▶ [Task directions] Output every entry exactly as given.

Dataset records
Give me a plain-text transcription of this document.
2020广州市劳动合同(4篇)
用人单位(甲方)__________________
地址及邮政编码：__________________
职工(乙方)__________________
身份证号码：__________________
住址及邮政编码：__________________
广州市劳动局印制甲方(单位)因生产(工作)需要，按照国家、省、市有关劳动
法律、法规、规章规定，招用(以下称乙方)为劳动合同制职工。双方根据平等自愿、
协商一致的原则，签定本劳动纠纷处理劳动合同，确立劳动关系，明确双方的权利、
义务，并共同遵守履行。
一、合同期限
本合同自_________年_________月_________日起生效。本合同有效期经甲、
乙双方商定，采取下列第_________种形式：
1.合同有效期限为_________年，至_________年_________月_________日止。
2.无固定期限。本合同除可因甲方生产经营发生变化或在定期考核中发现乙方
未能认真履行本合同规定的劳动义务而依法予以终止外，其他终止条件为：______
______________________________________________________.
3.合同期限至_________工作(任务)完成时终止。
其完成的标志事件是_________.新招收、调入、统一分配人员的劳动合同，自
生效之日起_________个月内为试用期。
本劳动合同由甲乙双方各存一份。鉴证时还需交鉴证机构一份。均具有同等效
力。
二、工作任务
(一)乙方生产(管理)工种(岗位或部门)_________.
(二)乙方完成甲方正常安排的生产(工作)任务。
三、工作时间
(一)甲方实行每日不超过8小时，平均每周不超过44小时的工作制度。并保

▶ [Answer for the task]
Give me a plain-text transcription of this document.
2020广州市劳动合同(4篇)
用人单位(甲方)__________________
地址及邮政编码：__________________
职工(乙方)__________________
身份证号码：__________________
住址及邮政编码：__________________
广州市劳动局印制甲方(单位)因生产(工作)需要，按照国家、省、市有关劳动
法律、法规、规章规定，招用(以下称乙方)为劳动合同制职工。双方根据平等自愿、
协商一致的原则，签定本劳动纠纷处理劳动合同，确立劳动关系，明确双方的权利、
义务，并共同遵守履行。
一、合同期限
本合同自_________年_________月_________日起生效。本合同有效期经甲、
乙双方商定，采取下列第_________种形式：
1.合同有效期限为_________年，至_________年_________月_________日止。
2.无固定期限。本合同除可因甲方生产经营发生变化或在定期考核中发现乙方
未能认真履行本合同规定的劳动义务而依法予以终止外，其他终止条件为：______
______________________________________________________.
3.合同期限至_________工作(任务)完成时终止。
其完成的标志事件是_________.新招收、调入、统一分配人员的劳动合同，自
生效之日起_________个月内为试用期。
本劳动合同由甲乙双方各存一份。鉴证时还需交鉴证机构一份。均具有同等效
力。
二、工作任务
(一)乙方生产(管理)工种(岗位或部门)_________.
(二)乙方完成甲方正常安排的生产(工作)任务。
三、工作时间
(一)甲方实行每日不超过8小时，平均每周不超过44小时的工作制度。并保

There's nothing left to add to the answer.